Below are some records; return each one exactly.

■ Records from a data collection
START

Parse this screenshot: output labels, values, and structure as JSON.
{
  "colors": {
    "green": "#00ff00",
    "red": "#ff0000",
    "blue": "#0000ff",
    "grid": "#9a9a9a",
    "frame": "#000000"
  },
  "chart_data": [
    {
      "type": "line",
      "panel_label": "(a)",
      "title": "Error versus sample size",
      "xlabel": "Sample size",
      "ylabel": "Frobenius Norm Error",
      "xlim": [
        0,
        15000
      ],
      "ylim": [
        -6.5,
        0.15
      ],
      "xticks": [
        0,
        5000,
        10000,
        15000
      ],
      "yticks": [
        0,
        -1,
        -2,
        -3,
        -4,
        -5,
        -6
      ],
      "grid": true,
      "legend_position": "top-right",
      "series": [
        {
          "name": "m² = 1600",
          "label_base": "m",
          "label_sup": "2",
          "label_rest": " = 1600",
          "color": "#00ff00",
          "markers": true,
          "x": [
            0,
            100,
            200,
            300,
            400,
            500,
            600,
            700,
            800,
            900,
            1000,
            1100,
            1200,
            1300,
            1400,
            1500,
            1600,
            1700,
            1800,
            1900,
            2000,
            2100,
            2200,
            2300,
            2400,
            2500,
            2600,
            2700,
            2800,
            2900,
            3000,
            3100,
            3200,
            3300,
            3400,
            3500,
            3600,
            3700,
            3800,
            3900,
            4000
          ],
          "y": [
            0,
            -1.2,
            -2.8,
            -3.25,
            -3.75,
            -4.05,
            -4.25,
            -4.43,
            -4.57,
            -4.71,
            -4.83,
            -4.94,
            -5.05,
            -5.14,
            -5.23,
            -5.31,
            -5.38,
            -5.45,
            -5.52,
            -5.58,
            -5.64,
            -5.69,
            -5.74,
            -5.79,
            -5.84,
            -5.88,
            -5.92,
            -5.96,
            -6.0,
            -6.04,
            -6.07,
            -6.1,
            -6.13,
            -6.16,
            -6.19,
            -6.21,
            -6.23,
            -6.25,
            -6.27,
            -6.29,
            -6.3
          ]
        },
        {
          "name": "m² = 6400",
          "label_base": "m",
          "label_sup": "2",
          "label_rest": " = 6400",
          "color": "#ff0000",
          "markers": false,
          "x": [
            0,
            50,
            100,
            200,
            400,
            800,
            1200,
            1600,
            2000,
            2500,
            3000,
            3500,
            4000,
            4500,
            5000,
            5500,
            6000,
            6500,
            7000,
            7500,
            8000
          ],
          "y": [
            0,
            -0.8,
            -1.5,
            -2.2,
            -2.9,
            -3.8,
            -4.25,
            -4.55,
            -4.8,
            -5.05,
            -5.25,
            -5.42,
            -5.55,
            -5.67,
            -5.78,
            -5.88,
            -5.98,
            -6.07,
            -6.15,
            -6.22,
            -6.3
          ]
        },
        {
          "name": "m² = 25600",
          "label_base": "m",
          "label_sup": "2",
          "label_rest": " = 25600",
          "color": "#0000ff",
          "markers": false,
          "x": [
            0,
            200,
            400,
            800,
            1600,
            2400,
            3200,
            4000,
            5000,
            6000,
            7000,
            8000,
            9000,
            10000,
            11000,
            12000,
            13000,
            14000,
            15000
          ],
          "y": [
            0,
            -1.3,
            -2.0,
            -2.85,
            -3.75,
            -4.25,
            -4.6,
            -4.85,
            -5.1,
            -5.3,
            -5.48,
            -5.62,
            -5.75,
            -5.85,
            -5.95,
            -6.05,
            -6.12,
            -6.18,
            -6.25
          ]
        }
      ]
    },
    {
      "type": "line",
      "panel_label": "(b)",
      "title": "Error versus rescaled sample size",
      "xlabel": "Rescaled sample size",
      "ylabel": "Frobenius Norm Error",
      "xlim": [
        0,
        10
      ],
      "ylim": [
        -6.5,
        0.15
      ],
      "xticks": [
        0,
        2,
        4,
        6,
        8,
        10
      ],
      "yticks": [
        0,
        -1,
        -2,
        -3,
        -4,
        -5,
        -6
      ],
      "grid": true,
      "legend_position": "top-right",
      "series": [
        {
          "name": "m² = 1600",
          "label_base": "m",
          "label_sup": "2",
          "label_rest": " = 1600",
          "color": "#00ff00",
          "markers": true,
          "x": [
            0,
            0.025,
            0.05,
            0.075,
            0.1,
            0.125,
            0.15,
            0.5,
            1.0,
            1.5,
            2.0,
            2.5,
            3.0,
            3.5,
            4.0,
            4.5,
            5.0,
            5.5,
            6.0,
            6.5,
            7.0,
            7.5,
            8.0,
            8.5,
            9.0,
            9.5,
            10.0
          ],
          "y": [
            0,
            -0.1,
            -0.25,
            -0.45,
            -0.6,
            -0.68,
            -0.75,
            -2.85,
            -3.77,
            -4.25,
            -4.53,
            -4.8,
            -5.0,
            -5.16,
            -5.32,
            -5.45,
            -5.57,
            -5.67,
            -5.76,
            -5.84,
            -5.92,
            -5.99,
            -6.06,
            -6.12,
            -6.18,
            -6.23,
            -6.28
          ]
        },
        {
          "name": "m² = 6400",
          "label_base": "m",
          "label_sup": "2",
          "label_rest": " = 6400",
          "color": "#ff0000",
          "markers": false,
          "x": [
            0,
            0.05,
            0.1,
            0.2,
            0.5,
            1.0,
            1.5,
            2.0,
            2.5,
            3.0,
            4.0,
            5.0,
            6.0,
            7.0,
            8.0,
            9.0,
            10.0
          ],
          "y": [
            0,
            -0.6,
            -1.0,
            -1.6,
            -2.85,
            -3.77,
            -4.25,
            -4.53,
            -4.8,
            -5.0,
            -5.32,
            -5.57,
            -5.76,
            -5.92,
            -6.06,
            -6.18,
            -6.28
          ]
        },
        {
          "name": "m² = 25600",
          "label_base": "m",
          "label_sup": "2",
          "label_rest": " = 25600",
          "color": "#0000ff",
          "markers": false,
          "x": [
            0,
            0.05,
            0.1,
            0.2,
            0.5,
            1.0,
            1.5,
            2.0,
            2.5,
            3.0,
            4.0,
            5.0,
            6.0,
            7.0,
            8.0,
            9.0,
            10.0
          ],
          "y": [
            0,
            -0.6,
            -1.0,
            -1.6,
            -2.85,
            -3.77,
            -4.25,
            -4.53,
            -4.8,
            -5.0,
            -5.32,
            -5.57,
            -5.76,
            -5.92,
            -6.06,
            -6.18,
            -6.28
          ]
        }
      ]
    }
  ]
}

END

■ Worked solution
Parse this screenshot: output labels, values, and structure as JSON.
{
  "colors": {
    "green": "#00ff00",
    "red": "#ff0000",
    "blue": "#0000ff",
    "grid": "#9a9a9a",
    "frame": "#000000"
  },
  "chart_data": [
    {
      "type": "line",
      "panel_label": "(a)",
      "title": "Error versus sample size",
      "xlabel": "Sample size",
      "ylabel": "Frobenius Norm Error",
      "xlim": [
        0,
        15000
      ],
      "ylim": [
        -6.5,
        0.15
      ],
      "xticks": [
        0,
        5000,
        10000,
        15000
      ],
      "yticks": [
        0,
        -1,
        -2,
        -3,
        -4,
        -5,
        -6
      ],
      "grid": true,
      "legend_position": "top-right",
      "series": [
        {
          "name": "m² = 1600",
          "label_base": "m",
          "label_sup": "2",
          "label_rest": " = 1600",
          "color": "#00ff00",
          "markers": true,
          "x": [
            0,
            100,
            200,
            300,
            400,
            500,
            600,
            700,
            800,
            900,
            1000,
            1100,
            1200,
            1300,
            1400,
            1500,
            1600,
            1700,
            1800,
            1900,
            2000,
            2100,
            2200,
            2300,
            2400,
            2500,
            2600,
            2700,
            2800,
            2900,
            3000,
            3100,
            3200,
            3300,
            3400,
            3500,
            3600,
            3700,
            3800,
            3900,
            4000
          ],
          "y": [
            0,
            -1.2,
            -2.8,
            -3.25,
            -3.75,
            -4.05,
            -4.25,
            -4.43,
            -4.57,
            -4.71,
            -4.83,
            -4.94,
            -5.05,
            -5.14,
            -5.23,
            -5.31,
            -5.38,
            -5.45,
            -5.52,
            -5.58,
            -5.64,
            -5.69,
            -5.74,
            -5.79,
            -5.84,
            -5.88,
            -5.92,
            -5.96,
            -6.0,
            -6.04,
            -6.07,
            -6.1,
            -6.13,
            -6.16,
            -6.19,
            -6.21,
            -6.23,
            -6.25,
            -6.27,
            -6.29,
            -6.3
          ]
        },
        {
          "name": "m² = 6400",
          "label_base": "m",
          "label_sup": "2",
          "label_rest": " = 6400",
          "color": "#ff0000",
          "markers": false,
          "x": [
            0,
            50,
            100,
            200,
            400,
            800,
            1200,
            1600,
            2000,
            2500,
            3000,
            3500,
            4000,
            4500,
            5000,
            5500,
            6000,
            6500,
            7000,
            7500,
            8000
          ],
          "y": [
            0,
            -0.8,
            -1.5,
            -2.2,
            -2.9,
            -3.8,
            -4.25,
            -4.55,
            -4.8,
            -5.05,
            -5.25,
            -5.42,
            -5.55,
            -5.67,
            -5.78,
            -5.88,
            -5.98,
            -6.07,
            -6.15,
            -6.22,
            -6.3
          ]
        },
        {
          "name": "m² = 25600",
          "label_base": "m",
          "label_sup": "2",
          "label_rest": " = 25600",
          "color": "#0000ff",
          "markers": false,
          "x": [
            0,
            200,
            400,
            800,
            1600,
            2400,
            3200,
            4000,
            5000,
            6000,
            7000,
            8000,
            9000,
            10000,
            11000,
            12000,
            13000,
            14000,
            15000
          ],
          "y": [
            0,
            -1.3,
            -2.0,
            -2.85,
            -3.75,
            -4.25,
            -4.6,
            -4.85,
            -5.1,
            -5.3,
            -5.48,
            -5.62,
            -5.75,
            -5.85,
            -5.95,
            -6.05,
            -6.12,
            -6.18,
            -6.25
          ]
        }
      ]
    },
    {
      "type": "line",
      "panel_label": "(b)",
      "title": "Error versus rescaled sample size",
      "xlabel": "Rescaled sample size",
      "ylabel": "Frobenius Norm Error",
      "xlim": [
        0,
        10
      ],
      "ylim": [
        -6.5,
        0.15
      ],
      "xticks": [
        0,
        2,
        4,
        6,
        8,
        10
      ],
      "yticks": [
        0,
        -1,
        -2,
        -3,
        -4,
        -5,
        -6
      ],
      "grid": true,
      "legend_position": "top-right",
      "series": [
        {
          "name": "m² = 1600",
          "label_base": "m",
          "label_sup": "2",
          "label_rest": " = 1600",
          "color": "#00ff00",
          "markers": true,
          "x": [
            0,
            0.025,
            0.05,
            0.075,
            0.1,
            0.125,
            0.15,
            0.5,
            1.0,
            1.5,
            2.0,
            2.5,
            3.0,
            3.5,
            4.0,
            4.5,
            5.0,
            5.5,
            6.0,
            6.5,
            7.0,
            7.5,
            8.0,
            8.5,
            9.0,
            9.5,
            10.0
          ],
          "y": [
            0,
            -0.1,
            -0.25,
            -0.45,
            -0.6,
            -0.68,
            -0.75,
            -2.85,
            -3.77,
            -4.25,
            -4.53,
            -4.8,
            -5.0,
            -5.16,
            -5.32,
            -5.45,
            -5.57,
            -5.67,
            -5.76,
            -5.84,
            -5.92,
            -5.99,
            -6.06,
            -6.12,
            -6.18,
            -6.23,
            -6.28
          ]
        },
        {
          "name": "m² = 6400",
          "label_base": "m",
          "label_sup": "2",
          "label_rest": " = 6400",
          "color": "#ff0000",
          "markers": false,
          "x": [
            0,
            0.05,
            0.1,
            0.2,
            0.5,
            1.0,
            1.5,
            2.0,
            2.5,
            3.0,
            4.0,
            5.0,
            6.0,
            7.0,
            8.0,
            9.0,
            10.0
          ],
          "y": [
            0,
            -0.6,
            -1.0,
            -1.6,
            -2.85,
            -3.77,
            -4.25,
            -4.53,
            -4.8,
            -5.0,
            -5.32,
            -5.57,
            -5.76,
            -5.92,
            -6.06,
            -6.18,
            -6.28
          ]
        },
        {
          "name": "m² = 25600",
          "label_base": "m",
          "label_sup": "2",
          "label_rest": " = 25600",
          "color": "#0000ff",
          "markers": false,
          "x": [
            0,
            0.05,
            0.1,
            0.2,
            0.5,
            1.0,
            1.5,
            2.0,
            2.5,
            3.0,
            4.0,
            5.0,
            6.0,
            7.0,
            8.0,
            9.0,
            10.0
          ],
          "y": [
            0,
            -0.6,
            -1.0,
            -1.6,
            -2.85,
            -3.77,
            -4.25,
            -4.53,
            -4.8,
            -5.0,
            -5.32,
            -5.57,
            -5.76,
            -5.92,
            -6.06,
            -6.18,
            -6.28
          ]
        }
      ]
    }
  ]
}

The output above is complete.